Data records:
§ §

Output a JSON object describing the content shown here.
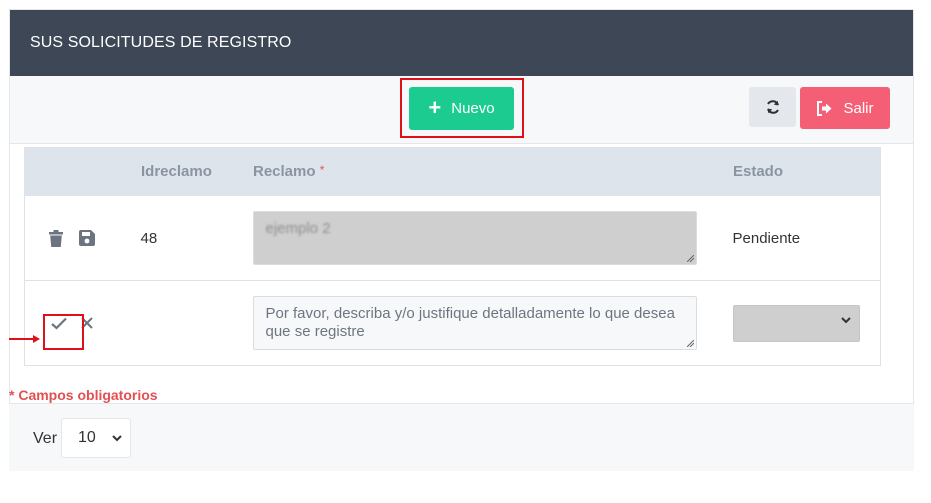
{
  "header": {
    "title": "SUS SOLICITUDES DE REGISTRO"
  },
  "toolbar": {
    "nuevo_label": "Nuevo",
    "salir_label": "Salir"
  },
  "table": {
    "columns": {
      "actions": "",
      "id": "Idreclamo",
      "reclamo": "Reclamo",
      "reclamo_required": "*",
      "estado": "Estado"
    },
    "rows": [
      {
        "id": "48",
        "reclamo": "ejemplo 2",
        "estado": "Pendiente"
      }
    ],
    "new_row": {
      "reclamo_placeholder": "Por favor, describa y/o justifique detalladamente lo que desea que se registre",
      "estado_value": ""
    }
  },
  "footnote": "* Campos obligatorios",
  "pagination": {
    "ver_label": "Ver",
    "page_size": "10"
  },
  "colors": {
    "header_bg": "#3d4756",
    "nuevo": "#1ccb8f",
    "salir": "#f55f76",
    "highlight": "#e0101a"
  }
}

§ §

◆ WHAT YOU NEED TO DO
Pictures in the records should not appear in your copy, but everything else must be transcribed exactly.

◆ EXERCISE OUTPUT
Output a JSON object describing the content shown here.
{
  "header": {
    "title": "SUS SOLICITUDES DE REGISTRO"
  },
  "toolbar": {
    "nuevo_label": "Nuevo",
    "salir_label": "Salir"
  },
  "table": {
    "columns": {
      "actions": "",
      "id": "Idreclamo",
      "reclamo": "Reclamo",
      "reclamo_required": "*",
      "estado": "Estado"
    },
    "rows": [
      {
        "id": "48",
        "reclamo": "ejemplo 2",
        "estado": "Pendiente"
      }
    ],
    "new_row": {
      "reclamo_placeholder": "Por favor, describa y/o justifique detalladamente lo que desea que se registre",
      "estado_value": ""
    }
  },
  "footnote": "* Campos obligatorios",
  "pagination": {
    "ver_label": "Ver",
    "page_size": "10"
  },
  "colors": {
    "header_bg": "#3d4756",
    "nuevo": "#1ccb8f",
    "salir": "#f55f76",
    "highlight": "#e0101a"
  }
}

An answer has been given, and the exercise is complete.